Yoksulluk, tanımını, "bir şeylerden yoksun olma" ve bu şeyler
her ne ise onlardan mahrumiyet olarak tanımlıyoruz. Kimine göre bu
günlük bir "kalori" hesabıdır. Kimine göre de hane halkının, bilmem
kaç bin liralık kazancı olamama halidir.
Kimisi de bilgisizliği, ilgisizliği yoksulluk olarak tanımıyor.
İnsanın, ihtiyaçları sınırlı fakat istekleri sonsuz... Kaynakları
kısıtlı fakat iştahı sınırsız...
Kısıtlı kaynaklarla sonsuz istekleri arasındaki "temel
ihtiyaçlarını" karşılayamama hali de yoksulun tanımını
oluşturuyor.
Herkesin yoksulluk tanımı ayrı; yükselen değerleri topluma dayatıp,
bir şekilde kendi içinde dengeye gelmiş "ihtiyaç tatminini"
bozarak, sonsuz istekleri "ihtiyaçmış gibi" gösterip, buna
ulaşamayanları zaten "yoksullaştırdık."
Bu da yetmedi, onlara iş ve aş üretme konusunda gayret göstermek
yerine, "sırtımızda taşıdığımız, bizi Batı'ya mahcup eden..." diye
aşağıladık.
Şimdi de onlar için farklı bir şey yapmıyoruz. İş vermiyoruz,
önemsemiyoruz, görmezlikten geliyoruz. Hâlbuki bize "komşusu aç
iken uyuyan, bizden değildir" demişlerdi. Onlar için zekât
kurumumuz vardı.

Bir veri kümesinden alıntı:

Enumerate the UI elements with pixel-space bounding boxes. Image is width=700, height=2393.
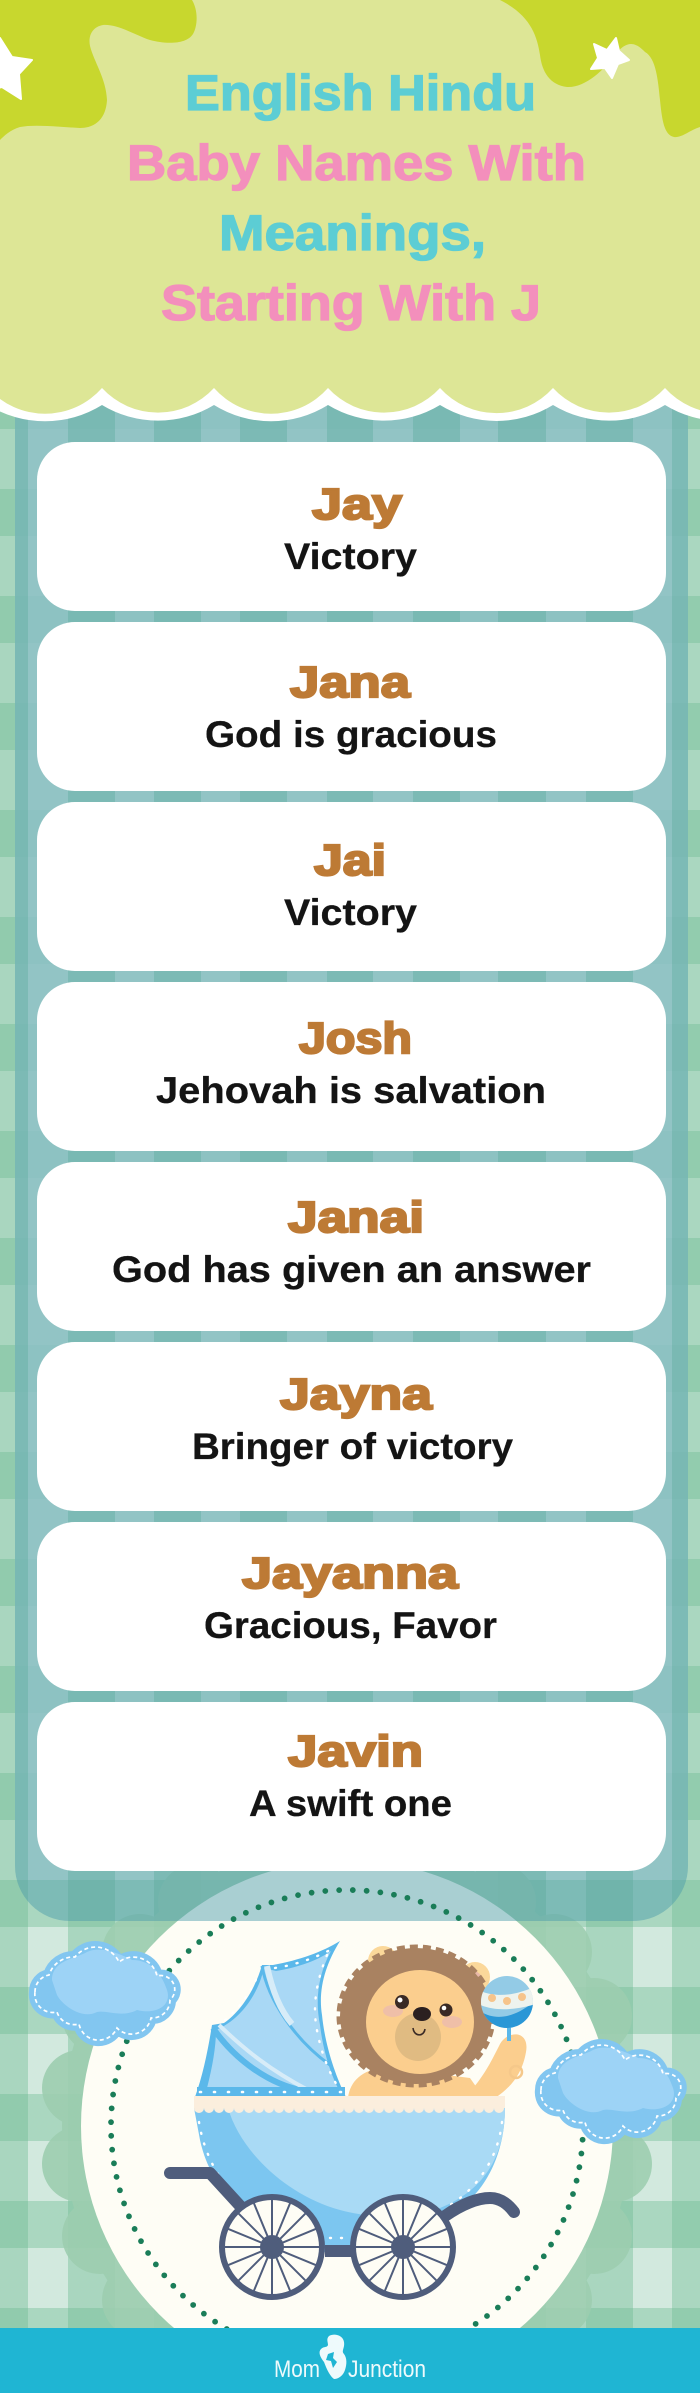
title: Baby Names With — [127, 135, 586, 191]
pram canopy — [195, 1941, 346, 2097]
header — [0, 0, 700, 421]
lion face — [366, 1970, 474, 2074]
header white scalloped edge — [0, 300, 700, 421]
lion mane — [340, 1948, 492, 2084]
right green blob — [500, 0, 700, 137]
title: Starting With J — [161, 275, 541, 331]
MomJunction logo — [274, 2335, 426, 2383]
card: Jayna: Jayna — [280, 1370, 433, 1419]
card: Jana — [37, 622, 666, 791]
card: Jayanna: Gracious, Favor — [204, 1605, 497, 1646]
logo wordmark: Junction — [348, 2356, 426, 2383]
footer band — [0, 2328, 700, 2393]
icon: left star — [0, 38, 32, 99]
logo wordmark — [274, 2356, 426, 2383]
card: Janai — [37, 1162, 666, 1331]
lion nose — [413, 2007, 431, 2021]
title: Meanings, — [219, 205, 486, 261]
icon: right cloud — [541, 2045, 681, 2138]
lion arm — [462, 2034, 526, 2098]
lion muzzle — [395, 2013, 441, 2061]
card: Jayna: Bringer of victory — [192, 1426, 513, 1467]
rattle ring — [510, 2066, 522, 2078]
card: Jai: Victory — [284, 892, 417, 933]
pram handles and axle — [170, 2173, 514, 2251]
title: English Hindu — [185, 65, 536, 121]
lion mouth — [413, 2028, 425, 2035]
pram trim — [194, 2096, 505, 2113]
card: Jana: God is gracious — [205, 714, 497, 755]
card: Javin: Javin — [288, 1727, 423, 1776]
card: Jana: Jana — [290, 658, 411, 707]
lion ears — [368, 1946, 398, 1976]
logo wordmark: Mom — [274, 2356, 320, 2383]
icon: right star — [591, 38, 629, 78]
card: Janai: God has given an answer — [112, 1249, 591, 1290]
left green blob — [0, 0, 197, 140]
dotted ring — [111, 1890, 583, 2362]
card: Jayanna: Jayanna — [242, 1549, 459, 1598]
pram body — [194, 2108, 505, 2252]
lion body — [348, 2068, 484, 2098]
card: Javin — [37, 1702, 666, 1871]
title — [127, 65, 586, 331]
translucent teal panel — [15, 300, 688, 1921]
card: Jai: Jai — [314, 836, 386, 885]
card: Jayanna — [37, 1522, 666, 1691]
card: Janai: Janai — [288, 1193, 424, 1242]
lion eyes — [395, 1995, 409, 2009]
logo mom figure and heart — [320, 2335, 346, 2379]
rattle — [481, 1976, 533, 2041]
card: Josh: Josh — [299, 1014, 412, 1063]
icon: left cloud — [35, 1947, 175, 2040]
pram stitching — [199, 2122, 502, 2238]
icon: lion in pram — [170, 1941, 536, 2297]
left wheel — [222, 2197, 322, 2297]
card: Josh — [37, 982, 666, 1151]
scalloped green shape behind circle — [42, 1818, 652, 2393]
right wheel — [353, 2197, 453, 2297]
card: Jay — [37, 442, 666, 611]
card: Javin: A swift one — [249, 1783, 452, 1824]
card: Josh: Jehovah is salvation — [156, 1070, 546, 1111]
header background — [0, 0, 700, 414]
card: Jayna — [37, 1342, 666, 1511]
ivory circle — [81, 1860, 613, 2392]
card: Jay: Victory — [284, 536, 417, 577]
card: Jai — [37, 802, 666, 971]
card: Jay: Jay — [312, 480, 403, 529]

* Verilen Görev 1: Yoksulluk metninde "Bu da yetmedi, onlara" ifadesinden "kurumumuz vardı." ifadesine kadar uzanan bölümü aynen yazınız.
* Verilen Görev 2: Yoksulluk metnine göre bazı kişiler yoksulluğu günlük olarak neyin hesabı sayar?
* Verilen Görev 3: Yoksulluk metnine göre sonsuz istekleri ihtiyaç gibi göstermek, bazı insanları nasıl yoksullaştırmıştır? Açıklayınız.
Bu girdilere ihtiyaç duyulmamaktadır.

* Görev Sonucu 1:
Bu da yetmedi, onlara iş ve aş üretme konusunda gayret göstermek
yerine, "sırtımızda taşıdığımız, bizi Batı'ya mahcup eden..." diye
aşağıladık.
Şimdi de onlar için farklı bir şey yapmıyoruz. İş vermiyoruz,
önemsemiyoruz, görmezlikten geliyoruz. Hâlbuki bize "komşusu aç
iken uyuyan, bizden değildir" demişlerdi. Onlar için zekât
kurumumuz vardı.

* Görev Sonucu 2: Günlük bir "kalori" hesabı sayar.

* Görev Sonucu 3: Yükselen değerler topluma dayatılmıştır. Böylece kendi içinde dengeye gelmiş ihtiyaç tatmini bozulmuş ve sonsuz istekler ihtiyaçmış gibi gösterilmiştir. Bu isteklere ulaşamayanlar da bu yolla yoksullaştırılmıştır.